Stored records
+++

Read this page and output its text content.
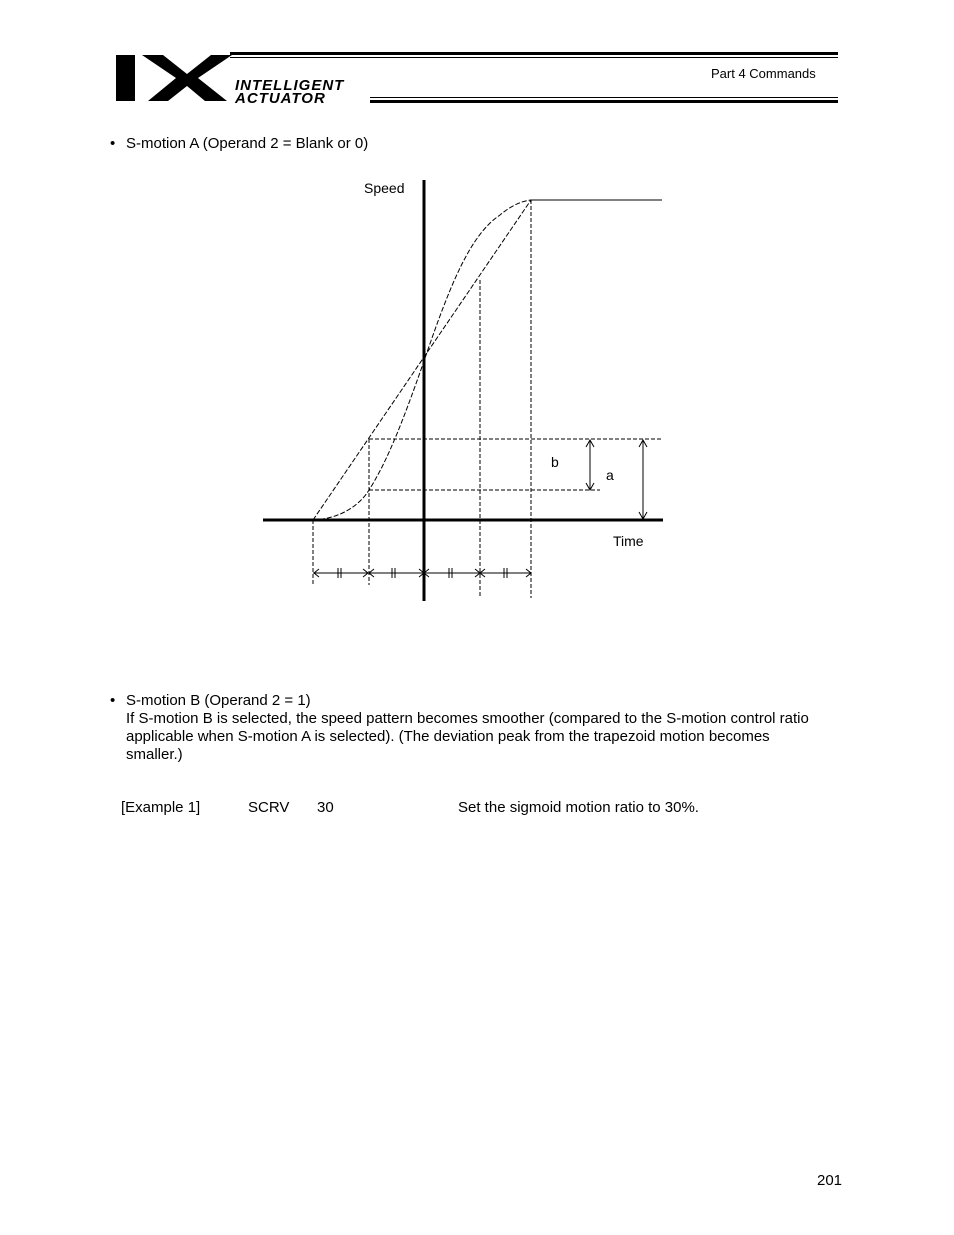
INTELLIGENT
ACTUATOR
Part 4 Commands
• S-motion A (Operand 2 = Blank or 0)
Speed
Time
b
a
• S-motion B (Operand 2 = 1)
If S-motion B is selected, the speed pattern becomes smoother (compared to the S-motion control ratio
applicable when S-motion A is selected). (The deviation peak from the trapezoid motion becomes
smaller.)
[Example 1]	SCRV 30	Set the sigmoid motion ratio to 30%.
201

+++

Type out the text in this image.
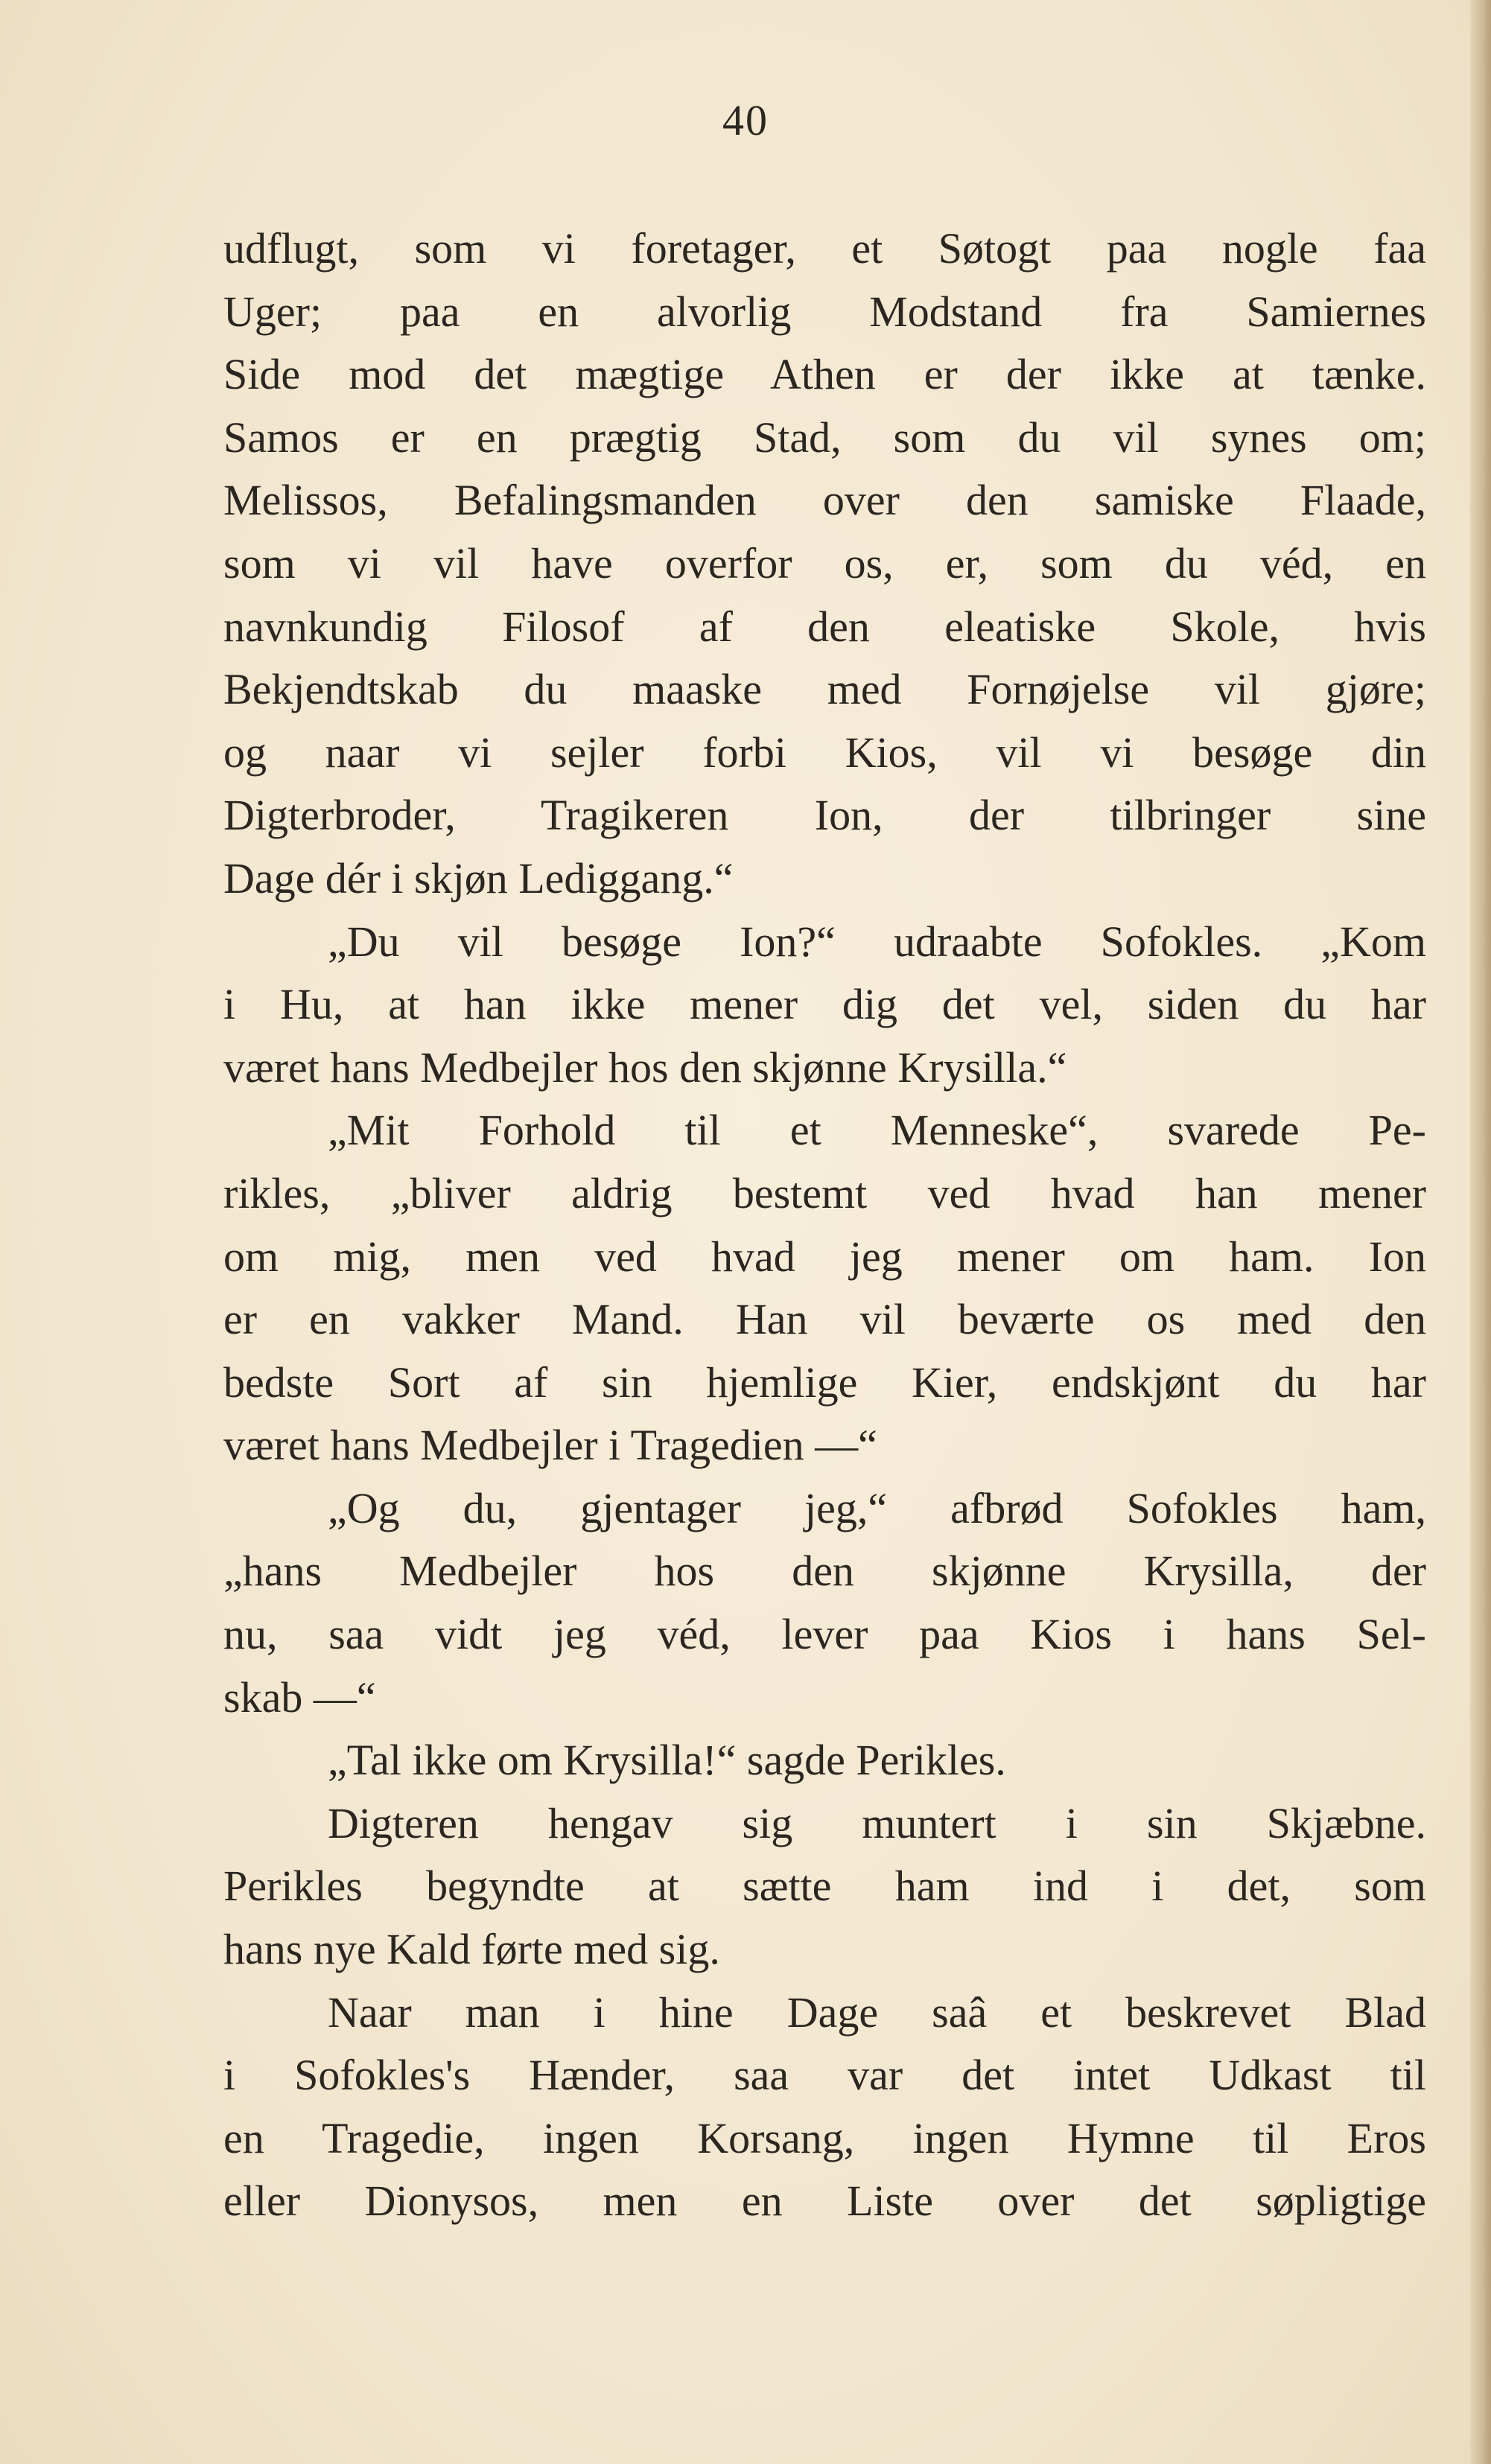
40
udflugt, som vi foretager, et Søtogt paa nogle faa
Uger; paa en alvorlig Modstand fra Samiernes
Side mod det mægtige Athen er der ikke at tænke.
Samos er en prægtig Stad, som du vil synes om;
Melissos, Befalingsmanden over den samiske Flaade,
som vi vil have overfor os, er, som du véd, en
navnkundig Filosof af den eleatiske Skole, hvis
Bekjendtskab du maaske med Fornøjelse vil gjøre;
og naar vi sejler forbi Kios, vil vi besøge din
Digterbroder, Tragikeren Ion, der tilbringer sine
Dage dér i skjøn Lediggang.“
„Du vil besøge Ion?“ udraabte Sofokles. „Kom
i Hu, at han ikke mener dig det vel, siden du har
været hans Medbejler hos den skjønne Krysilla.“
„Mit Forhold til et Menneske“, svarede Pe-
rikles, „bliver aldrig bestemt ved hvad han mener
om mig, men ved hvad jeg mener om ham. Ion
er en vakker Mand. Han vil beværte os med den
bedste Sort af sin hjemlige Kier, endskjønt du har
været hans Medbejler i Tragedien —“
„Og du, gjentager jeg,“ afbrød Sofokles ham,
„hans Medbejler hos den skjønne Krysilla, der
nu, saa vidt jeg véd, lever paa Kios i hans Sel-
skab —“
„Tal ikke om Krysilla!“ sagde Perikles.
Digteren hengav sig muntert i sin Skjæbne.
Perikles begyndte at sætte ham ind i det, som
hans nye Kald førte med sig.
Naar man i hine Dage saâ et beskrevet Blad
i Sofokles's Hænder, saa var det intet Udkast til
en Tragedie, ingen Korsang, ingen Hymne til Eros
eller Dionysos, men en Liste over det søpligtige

+++

Copy out each line that contains the word "ratio".

Expected output
If S-motion B is selected, the speed pattern becomes smoother (compared to the S-motion control ratio
[Example 1]	SCRV 30	Set the sigmoid motion ratio to 30%.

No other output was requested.